» PROBLEM DESCRIPTION
Report, word for word, every line of the material that contains "appear".

» ENTRIES SHOWN
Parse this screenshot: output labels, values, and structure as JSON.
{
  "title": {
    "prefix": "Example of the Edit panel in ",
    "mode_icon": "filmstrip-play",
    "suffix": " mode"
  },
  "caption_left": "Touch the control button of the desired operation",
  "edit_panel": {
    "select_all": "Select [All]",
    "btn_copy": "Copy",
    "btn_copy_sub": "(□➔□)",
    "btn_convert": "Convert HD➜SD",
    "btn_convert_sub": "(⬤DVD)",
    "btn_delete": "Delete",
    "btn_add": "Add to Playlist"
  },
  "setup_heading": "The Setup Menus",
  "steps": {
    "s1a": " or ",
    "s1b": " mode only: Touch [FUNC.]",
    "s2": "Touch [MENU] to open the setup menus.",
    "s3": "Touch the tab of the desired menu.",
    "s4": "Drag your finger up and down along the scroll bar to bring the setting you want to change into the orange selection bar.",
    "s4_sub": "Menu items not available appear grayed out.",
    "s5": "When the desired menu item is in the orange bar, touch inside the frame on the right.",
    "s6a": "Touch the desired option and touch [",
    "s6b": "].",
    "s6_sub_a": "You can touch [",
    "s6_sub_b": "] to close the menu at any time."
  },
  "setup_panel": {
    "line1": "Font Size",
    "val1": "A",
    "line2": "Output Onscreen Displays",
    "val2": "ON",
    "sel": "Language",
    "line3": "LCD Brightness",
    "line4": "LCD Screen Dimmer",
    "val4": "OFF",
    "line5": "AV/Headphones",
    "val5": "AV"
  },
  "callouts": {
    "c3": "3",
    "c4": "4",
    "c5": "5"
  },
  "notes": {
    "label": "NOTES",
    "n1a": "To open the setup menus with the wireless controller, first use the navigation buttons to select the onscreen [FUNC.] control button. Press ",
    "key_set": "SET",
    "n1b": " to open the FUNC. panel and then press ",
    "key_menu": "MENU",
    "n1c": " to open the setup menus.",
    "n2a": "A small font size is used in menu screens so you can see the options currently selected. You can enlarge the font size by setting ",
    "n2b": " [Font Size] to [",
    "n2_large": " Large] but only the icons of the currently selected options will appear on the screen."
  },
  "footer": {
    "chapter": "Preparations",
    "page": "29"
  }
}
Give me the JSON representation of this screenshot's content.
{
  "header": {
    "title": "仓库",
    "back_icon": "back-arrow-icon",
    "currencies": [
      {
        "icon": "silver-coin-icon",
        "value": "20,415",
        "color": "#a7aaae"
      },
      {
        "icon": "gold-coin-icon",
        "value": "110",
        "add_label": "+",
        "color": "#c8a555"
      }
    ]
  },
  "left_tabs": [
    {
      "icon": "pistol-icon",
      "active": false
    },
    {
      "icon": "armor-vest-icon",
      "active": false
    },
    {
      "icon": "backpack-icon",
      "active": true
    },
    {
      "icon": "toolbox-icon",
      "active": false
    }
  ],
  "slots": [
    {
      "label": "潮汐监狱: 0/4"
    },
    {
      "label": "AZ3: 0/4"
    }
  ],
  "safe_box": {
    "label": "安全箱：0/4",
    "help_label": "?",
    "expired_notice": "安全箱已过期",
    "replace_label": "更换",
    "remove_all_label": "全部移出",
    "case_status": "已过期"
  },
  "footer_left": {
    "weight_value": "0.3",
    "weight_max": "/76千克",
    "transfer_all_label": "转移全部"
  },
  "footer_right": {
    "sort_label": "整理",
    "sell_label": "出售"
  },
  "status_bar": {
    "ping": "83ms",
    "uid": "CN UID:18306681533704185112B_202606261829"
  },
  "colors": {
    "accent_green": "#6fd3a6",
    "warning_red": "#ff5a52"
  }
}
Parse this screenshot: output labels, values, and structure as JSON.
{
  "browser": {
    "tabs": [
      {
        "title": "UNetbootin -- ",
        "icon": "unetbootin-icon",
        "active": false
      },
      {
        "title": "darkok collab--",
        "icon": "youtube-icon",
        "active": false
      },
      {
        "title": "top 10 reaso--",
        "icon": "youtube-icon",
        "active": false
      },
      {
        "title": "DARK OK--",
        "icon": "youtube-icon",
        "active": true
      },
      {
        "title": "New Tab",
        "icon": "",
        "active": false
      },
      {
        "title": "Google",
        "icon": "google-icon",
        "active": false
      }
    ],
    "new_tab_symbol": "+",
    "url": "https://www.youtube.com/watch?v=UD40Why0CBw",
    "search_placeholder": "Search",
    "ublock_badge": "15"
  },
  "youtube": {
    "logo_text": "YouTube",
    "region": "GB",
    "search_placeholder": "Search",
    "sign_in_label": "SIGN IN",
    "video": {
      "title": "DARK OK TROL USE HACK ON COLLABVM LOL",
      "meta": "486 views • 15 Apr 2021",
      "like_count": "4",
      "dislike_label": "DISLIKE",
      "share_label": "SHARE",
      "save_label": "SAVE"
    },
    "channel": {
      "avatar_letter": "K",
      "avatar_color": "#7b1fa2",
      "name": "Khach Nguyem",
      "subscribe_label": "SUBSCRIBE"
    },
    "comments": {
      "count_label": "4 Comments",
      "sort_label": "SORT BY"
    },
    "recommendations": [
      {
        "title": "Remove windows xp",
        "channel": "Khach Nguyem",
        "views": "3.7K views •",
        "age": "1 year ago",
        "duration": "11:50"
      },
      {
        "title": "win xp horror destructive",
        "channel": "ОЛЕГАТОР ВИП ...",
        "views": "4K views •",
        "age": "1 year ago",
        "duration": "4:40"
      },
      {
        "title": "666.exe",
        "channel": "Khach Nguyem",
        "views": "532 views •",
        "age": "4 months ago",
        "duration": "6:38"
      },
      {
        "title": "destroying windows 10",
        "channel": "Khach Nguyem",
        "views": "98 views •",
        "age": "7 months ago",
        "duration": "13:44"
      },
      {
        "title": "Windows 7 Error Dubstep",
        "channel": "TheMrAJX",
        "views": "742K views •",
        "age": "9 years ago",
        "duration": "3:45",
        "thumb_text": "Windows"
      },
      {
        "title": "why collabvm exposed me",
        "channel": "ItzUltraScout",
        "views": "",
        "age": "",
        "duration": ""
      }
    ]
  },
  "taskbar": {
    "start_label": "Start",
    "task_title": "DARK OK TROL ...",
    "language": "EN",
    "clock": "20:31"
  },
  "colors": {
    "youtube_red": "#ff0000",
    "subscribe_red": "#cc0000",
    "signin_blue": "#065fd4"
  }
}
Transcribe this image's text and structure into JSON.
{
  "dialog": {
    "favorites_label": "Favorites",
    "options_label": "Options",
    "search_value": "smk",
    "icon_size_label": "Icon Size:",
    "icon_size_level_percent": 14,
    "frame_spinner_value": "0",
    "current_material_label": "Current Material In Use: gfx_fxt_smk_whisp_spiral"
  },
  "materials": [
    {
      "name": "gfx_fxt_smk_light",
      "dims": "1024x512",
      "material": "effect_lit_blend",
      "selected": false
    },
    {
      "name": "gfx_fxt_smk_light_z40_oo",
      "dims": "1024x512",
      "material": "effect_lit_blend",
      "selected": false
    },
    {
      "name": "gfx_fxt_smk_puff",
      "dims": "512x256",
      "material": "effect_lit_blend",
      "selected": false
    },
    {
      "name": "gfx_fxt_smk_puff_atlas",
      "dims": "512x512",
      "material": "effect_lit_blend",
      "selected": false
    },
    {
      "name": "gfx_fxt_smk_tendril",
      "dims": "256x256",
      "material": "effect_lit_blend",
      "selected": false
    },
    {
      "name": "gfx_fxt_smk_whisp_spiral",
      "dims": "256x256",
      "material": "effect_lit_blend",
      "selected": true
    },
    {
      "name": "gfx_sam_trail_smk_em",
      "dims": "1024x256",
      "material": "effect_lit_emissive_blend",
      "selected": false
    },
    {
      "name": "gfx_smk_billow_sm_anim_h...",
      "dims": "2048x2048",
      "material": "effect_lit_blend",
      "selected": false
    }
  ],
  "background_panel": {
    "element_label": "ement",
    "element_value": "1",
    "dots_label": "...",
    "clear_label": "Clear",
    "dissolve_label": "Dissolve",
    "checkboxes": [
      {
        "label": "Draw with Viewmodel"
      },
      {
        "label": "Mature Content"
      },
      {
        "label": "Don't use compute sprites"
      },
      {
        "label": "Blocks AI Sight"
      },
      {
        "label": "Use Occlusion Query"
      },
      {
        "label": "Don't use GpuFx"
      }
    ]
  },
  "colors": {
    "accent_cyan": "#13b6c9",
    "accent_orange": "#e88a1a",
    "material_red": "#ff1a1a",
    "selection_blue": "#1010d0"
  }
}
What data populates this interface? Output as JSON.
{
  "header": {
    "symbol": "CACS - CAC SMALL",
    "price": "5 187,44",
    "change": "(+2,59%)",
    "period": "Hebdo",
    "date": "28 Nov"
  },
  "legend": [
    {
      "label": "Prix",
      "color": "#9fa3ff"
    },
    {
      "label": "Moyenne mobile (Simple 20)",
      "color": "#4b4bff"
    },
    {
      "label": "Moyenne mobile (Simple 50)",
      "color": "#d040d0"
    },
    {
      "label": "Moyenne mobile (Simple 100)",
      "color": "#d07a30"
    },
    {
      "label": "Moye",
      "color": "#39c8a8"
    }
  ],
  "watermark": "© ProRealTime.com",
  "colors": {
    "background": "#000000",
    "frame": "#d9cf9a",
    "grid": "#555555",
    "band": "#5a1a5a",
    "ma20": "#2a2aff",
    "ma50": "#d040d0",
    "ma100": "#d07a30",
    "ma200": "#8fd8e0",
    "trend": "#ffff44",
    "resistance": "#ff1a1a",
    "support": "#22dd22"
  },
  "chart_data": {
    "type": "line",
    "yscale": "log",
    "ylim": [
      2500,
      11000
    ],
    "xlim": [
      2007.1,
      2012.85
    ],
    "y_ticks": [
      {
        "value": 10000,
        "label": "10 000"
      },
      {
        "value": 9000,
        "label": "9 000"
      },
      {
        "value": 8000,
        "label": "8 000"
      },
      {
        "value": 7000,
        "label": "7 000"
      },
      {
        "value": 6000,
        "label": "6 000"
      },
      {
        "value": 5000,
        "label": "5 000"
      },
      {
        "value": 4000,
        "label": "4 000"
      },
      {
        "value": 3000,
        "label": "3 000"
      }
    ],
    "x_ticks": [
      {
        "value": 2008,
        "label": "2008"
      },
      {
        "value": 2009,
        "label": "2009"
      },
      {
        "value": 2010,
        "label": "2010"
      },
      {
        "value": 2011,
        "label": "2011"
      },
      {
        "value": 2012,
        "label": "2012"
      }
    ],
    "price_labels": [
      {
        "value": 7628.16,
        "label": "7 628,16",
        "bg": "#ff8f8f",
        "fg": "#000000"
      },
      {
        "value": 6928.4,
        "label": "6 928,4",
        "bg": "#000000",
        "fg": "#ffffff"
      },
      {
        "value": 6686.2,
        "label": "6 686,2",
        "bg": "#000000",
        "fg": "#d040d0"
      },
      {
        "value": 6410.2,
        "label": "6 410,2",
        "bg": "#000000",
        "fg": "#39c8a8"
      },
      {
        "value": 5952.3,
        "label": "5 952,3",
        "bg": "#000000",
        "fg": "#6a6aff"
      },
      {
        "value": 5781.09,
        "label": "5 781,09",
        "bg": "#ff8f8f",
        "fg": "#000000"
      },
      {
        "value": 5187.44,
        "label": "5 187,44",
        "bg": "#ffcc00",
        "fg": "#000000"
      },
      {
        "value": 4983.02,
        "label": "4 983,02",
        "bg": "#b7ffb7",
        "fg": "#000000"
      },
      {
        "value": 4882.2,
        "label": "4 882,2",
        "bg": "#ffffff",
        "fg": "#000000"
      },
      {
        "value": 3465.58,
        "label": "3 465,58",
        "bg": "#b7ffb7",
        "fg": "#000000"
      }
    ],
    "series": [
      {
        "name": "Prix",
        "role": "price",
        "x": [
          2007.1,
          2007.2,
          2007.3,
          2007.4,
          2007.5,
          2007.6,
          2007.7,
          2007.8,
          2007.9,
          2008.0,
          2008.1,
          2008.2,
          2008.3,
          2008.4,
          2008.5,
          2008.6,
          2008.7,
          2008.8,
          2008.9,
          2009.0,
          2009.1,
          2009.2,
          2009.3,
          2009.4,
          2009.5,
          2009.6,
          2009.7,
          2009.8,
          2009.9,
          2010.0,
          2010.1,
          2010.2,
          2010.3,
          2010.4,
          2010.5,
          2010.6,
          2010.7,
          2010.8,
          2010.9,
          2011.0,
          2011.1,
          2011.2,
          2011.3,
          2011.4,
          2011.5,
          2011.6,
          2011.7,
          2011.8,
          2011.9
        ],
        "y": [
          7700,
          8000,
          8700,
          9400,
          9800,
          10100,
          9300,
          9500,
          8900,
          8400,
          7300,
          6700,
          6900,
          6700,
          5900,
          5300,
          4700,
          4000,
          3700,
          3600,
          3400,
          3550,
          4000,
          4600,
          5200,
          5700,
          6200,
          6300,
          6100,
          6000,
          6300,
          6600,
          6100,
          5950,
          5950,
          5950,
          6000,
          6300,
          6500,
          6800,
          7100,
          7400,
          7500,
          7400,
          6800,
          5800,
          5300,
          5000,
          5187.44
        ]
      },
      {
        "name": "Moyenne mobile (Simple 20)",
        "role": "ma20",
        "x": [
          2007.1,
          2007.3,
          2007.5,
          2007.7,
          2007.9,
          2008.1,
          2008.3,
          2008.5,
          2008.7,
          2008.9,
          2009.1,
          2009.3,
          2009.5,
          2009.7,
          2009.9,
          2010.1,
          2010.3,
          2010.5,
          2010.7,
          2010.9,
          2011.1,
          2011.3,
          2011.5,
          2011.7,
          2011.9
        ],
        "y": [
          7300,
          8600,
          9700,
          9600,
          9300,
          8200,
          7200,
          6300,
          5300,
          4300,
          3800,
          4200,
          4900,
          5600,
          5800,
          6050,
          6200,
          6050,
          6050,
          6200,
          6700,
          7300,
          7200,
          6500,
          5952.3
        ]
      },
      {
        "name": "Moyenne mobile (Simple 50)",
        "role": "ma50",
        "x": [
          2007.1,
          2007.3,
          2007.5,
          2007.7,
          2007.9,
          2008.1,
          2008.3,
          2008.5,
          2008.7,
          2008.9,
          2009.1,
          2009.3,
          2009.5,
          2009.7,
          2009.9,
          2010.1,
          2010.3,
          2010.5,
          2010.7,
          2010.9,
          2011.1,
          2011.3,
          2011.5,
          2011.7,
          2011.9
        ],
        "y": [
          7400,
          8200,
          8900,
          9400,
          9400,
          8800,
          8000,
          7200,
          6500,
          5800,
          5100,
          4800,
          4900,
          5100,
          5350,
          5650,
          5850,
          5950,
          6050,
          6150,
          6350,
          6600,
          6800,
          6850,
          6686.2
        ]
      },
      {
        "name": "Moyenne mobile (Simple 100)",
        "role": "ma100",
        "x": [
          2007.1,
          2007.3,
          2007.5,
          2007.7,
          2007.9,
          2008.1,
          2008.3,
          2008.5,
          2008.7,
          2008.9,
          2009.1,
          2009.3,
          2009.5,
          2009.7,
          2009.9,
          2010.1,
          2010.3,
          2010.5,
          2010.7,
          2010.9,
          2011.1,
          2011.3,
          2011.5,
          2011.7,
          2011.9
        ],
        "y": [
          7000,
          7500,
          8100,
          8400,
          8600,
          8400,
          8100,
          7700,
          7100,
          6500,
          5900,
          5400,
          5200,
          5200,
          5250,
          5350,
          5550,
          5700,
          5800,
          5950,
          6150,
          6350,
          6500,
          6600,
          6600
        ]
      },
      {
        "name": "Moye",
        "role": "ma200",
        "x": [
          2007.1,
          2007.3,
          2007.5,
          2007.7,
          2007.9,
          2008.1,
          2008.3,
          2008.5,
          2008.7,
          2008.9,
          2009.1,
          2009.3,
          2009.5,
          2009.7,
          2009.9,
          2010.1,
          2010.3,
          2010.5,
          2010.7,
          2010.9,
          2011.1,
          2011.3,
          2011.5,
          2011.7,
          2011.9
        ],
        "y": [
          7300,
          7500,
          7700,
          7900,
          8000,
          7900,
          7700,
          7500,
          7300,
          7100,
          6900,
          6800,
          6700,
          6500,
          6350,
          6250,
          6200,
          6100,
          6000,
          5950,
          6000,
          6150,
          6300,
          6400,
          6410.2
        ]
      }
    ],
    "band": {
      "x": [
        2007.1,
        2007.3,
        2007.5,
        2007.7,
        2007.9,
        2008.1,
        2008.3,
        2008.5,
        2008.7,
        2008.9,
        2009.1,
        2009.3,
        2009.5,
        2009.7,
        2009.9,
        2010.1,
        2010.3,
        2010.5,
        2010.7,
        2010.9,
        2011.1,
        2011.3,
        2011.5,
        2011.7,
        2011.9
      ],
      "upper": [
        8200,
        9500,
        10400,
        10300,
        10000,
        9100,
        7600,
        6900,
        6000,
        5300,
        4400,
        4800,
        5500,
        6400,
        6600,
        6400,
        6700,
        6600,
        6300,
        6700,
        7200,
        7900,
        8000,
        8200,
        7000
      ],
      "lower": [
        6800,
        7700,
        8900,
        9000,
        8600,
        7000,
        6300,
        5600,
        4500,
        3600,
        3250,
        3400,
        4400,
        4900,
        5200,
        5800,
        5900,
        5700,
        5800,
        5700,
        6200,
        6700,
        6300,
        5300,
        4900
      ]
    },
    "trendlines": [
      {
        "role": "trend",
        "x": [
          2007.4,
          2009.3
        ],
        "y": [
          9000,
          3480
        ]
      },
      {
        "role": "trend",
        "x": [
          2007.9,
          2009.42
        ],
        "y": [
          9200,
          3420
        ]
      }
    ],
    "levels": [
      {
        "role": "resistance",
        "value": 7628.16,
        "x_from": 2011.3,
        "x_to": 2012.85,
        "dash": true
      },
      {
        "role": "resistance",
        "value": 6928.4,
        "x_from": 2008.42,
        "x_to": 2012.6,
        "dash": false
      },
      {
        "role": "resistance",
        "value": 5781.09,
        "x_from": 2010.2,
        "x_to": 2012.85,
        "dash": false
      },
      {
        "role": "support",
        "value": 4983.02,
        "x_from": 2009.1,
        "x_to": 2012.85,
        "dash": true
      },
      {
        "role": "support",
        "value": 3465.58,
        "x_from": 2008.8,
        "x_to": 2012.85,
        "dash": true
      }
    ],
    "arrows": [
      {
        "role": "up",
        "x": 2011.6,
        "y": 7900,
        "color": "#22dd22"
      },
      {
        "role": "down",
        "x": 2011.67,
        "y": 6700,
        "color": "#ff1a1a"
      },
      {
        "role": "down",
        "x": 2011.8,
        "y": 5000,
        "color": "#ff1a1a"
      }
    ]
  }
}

» THE REPLY
    "s4_sub": "Menu items not available appear grayed out.",
    "n2_large": " Large] but only the icons of the currently selected options will appear on the screen."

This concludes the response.